**Problem**
From the entries below, copy out every line with "your" in it.

Records from a collection:
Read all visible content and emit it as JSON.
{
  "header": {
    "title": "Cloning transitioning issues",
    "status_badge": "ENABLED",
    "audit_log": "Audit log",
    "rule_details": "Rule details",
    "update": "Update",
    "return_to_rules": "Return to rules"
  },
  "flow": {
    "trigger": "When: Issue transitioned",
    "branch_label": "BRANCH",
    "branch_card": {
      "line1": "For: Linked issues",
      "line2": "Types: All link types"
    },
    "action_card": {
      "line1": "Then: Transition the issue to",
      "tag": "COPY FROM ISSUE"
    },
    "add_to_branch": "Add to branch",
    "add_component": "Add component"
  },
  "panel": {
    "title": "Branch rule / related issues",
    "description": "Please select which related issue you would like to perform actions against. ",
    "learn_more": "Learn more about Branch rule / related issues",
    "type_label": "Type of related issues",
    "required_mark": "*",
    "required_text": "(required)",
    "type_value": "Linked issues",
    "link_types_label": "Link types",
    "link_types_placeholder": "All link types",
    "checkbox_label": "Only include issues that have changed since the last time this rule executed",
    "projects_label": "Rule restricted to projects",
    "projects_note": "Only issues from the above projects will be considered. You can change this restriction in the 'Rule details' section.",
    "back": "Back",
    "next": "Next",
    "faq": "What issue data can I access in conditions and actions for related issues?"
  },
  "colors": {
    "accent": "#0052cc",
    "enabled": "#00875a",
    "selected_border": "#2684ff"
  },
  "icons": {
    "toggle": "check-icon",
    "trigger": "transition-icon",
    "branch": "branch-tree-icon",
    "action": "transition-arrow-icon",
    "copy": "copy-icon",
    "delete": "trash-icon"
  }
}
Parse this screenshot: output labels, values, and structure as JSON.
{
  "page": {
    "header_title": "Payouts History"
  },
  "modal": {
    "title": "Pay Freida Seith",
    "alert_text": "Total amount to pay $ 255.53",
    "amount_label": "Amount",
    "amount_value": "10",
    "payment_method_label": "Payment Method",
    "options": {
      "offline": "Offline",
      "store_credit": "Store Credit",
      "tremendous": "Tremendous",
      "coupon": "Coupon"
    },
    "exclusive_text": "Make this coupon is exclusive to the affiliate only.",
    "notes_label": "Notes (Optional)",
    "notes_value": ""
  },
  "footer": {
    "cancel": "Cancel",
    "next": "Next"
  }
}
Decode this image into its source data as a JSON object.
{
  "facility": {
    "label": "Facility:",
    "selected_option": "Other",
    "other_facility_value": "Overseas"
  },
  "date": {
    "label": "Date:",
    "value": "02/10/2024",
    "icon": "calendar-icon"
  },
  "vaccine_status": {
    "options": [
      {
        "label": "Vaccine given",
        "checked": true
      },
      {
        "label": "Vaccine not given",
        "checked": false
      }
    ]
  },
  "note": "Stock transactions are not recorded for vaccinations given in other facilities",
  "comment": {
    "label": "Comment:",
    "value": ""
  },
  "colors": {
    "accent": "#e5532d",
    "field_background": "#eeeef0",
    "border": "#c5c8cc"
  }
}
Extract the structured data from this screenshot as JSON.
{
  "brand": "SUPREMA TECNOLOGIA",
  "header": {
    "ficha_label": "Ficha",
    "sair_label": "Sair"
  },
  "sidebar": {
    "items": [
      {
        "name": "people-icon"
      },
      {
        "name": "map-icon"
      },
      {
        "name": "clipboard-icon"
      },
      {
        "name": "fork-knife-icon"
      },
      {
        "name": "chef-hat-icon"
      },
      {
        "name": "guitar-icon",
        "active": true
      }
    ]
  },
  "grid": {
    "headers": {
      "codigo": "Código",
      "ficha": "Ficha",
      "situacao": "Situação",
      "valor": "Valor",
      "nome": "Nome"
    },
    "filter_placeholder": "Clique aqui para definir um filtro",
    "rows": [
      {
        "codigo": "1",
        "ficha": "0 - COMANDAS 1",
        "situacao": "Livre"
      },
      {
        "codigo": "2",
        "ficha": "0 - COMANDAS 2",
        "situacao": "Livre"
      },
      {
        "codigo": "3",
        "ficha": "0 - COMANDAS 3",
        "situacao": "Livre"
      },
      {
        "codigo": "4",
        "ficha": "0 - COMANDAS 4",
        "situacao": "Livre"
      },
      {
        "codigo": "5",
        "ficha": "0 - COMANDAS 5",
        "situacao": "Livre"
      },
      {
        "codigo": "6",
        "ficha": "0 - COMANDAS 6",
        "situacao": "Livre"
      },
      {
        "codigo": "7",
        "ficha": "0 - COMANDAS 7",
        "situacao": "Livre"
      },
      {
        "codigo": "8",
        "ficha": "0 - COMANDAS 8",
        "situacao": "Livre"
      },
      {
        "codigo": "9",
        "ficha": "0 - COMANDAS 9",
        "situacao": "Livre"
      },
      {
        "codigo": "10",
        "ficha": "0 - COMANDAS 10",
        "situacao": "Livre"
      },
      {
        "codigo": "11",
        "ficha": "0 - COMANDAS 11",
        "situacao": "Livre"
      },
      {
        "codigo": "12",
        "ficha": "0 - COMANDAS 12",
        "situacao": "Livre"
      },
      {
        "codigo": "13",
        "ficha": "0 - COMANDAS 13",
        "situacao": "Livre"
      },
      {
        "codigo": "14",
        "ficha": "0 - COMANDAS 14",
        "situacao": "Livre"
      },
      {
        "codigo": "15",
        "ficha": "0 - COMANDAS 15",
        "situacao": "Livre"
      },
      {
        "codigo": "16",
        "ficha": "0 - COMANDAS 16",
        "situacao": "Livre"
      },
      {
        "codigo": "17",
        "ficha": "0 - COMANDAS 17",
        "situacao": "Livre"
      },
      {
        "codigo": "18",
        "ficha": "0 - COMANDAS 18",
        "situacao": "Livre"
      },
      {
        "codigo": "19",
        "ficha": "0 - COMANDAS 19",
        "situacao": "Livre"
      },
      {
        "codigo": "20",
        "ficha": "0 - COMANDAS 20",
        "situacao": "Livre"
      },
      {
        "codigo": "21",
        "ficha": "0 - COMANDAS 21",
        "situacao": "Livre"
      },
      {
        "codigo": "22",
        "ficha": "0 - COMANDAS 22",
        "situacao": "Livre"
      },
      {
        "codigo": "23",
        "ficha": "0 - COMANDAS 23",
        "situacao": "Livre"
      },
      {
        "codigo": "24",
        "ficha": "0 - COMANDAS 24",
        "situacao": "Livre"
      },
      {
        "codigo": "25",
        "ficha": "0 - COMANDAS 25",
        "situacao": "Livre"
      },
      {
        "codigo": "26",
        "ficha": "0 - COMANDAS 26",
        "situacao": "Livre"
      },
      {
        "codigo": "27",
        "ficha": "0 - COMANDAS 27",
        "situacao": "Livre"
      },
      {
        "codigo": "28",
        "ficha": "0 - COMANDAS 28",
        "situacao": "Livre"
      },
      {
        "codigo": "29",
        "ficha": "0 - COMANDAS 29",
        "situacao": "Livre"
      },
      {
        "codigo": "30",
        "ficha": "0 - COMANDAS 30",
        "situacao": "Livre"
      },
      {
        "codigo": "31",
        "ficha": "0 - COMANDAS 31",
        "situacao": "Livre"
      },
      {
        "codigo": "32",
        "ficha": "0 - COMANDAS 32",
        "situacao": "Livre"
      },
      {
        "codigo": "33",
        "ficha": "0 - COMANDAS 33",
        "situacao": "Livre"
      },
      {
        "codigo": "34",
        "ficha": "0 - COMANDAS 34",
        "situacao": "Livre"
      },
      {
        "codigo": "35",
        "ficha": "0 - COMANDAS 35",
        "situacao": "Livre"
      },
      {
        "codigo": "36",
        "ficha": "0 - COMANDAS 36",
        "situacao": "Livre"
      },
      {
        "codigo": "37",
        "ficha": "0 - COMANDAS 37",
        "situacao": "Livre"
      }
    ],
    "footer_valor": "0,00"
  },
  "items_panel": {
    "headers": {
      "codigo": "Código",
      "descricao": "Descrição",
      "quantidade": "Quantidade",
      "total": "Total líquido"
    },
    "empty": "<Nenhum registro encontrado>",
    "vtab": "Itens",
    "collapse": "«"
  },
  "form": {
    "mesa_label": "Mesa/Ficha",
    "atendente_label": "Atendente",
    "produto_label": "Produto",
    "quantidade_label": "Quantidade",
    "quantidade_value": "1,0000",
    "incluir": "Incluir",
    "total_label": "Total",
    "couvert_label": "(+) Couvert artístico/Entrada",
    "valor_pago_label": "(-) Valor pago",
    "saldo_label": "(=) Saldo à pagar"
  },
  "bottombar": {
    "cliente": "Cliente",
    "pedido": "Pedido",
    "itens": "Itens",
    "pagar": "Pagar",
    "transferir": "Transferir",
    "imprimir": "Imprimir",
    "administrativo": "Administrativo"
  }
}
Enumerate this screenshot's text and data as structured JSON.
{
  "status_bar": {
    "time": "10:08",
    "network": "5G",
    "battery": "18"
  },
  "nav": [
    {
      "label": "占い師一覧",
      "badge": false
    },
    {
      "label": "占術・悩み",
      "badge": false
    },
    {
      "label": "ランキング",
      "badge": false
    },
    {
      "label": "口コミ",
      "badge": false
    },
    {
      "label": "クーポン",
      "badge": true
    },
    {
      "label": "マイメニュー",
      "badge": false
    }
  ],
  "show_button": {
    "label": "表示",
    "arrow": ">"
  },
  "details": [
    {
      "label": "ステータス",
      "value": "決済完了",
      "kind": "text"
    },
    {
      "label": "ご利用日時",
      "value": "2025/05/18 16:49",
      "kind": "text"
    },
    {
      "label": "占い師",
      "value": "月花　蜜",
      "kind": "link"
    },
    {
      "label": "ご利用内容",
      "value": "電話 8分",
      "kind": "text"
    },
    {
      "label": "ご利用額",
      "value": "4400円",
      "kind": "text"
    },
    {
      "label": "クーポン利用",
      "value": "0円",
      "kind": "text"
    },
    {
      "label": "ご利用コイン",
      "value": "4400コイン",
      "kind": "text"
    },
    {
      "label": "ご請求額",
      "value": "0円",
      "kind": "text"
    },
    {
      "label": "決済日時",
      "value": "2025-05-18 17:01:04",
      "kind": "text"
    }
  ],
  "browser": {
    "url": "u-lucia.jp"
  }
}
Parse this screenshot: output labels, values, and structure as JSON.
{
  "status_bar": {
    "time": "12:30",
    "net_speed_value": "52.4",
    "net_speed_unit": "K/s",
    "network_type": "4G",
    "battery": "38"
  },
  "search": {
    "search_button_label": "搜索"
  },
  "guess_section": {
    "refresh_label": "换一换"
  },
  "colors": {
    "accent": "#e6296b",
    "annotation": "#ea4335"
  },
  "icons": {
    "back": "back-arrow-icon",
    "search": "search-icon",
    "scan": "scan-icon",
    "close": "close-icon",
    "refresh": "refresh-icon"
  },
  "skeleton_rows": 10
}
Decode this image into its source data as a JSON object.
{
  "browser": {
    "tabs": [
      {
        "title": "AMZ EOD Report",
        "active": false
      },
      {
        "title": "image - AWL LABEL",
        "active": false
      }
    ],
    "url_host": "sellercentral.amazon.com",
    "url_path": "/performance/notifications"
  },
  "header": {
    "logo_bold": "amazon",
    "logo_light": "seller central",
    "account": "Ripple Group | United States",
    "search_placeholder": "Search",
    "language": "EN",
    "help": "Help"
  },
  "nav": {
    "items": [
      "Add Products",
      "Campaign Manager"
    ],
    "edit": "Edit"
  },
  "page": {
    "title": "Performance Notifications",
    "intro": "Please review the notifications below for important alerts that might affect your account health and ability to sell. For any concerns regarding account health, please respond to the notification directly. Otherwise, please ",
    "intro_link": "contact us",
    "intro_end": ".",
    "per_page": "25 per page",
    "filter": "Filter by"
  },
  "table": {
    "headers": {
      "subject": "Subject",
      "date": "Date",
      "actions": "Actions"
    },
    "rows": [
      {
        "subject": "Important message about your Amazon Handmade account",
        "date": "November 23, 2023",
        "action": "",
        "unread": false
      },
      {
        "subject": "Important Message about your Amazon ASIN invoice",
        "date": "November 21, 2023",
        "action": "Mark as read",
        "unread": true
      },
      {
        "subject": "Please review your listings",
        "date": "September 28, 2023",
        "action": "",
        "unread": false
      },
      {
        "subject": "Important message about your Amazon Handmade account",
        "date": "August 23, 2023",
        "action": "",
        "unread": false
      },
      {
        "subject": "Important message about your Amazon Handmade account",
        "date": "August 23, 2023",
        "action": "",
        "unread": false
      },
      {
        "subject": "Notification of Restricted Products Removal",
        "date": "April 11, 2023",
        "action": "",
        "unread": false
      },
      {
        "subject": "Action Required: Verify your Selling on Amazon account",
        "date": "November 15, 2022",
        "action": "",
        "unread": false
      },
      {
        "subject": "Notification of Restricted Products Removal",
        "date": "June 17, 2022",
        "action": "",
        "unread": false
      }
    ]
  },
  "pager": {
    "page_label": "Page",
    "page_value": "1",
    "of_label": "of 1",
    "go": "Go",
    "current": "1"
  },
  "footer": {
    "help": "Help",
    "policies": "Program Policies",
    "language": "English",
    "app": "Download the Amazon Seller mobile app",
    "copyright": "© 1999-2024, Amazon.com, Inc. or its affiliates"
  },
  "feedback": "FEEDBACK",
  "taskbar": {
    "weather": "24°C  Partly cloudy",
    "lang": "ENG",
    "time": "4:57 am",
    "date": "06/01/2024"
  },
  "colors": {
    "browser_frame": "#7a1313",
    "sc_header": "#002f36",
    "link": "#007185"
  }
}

**Expected output**
    "intro": "Please review the notifications below for important alerts that might affect your account health and ability to sell. For any concerns regarding account health, please respond to the notification directly. Otherwise, please ",
        "subject": "Important message about your Amazon Handmade account",
        "subject": "Important Message about your Amazon ASIN invoice",
        "subject": "Please review your listings",
        "subject": "Important message about your Amazon Handmade account",
        "subject": "Important message about your Amazon Handmade account",
        "subject": "Action Required: Verify your Selling on Amazon account",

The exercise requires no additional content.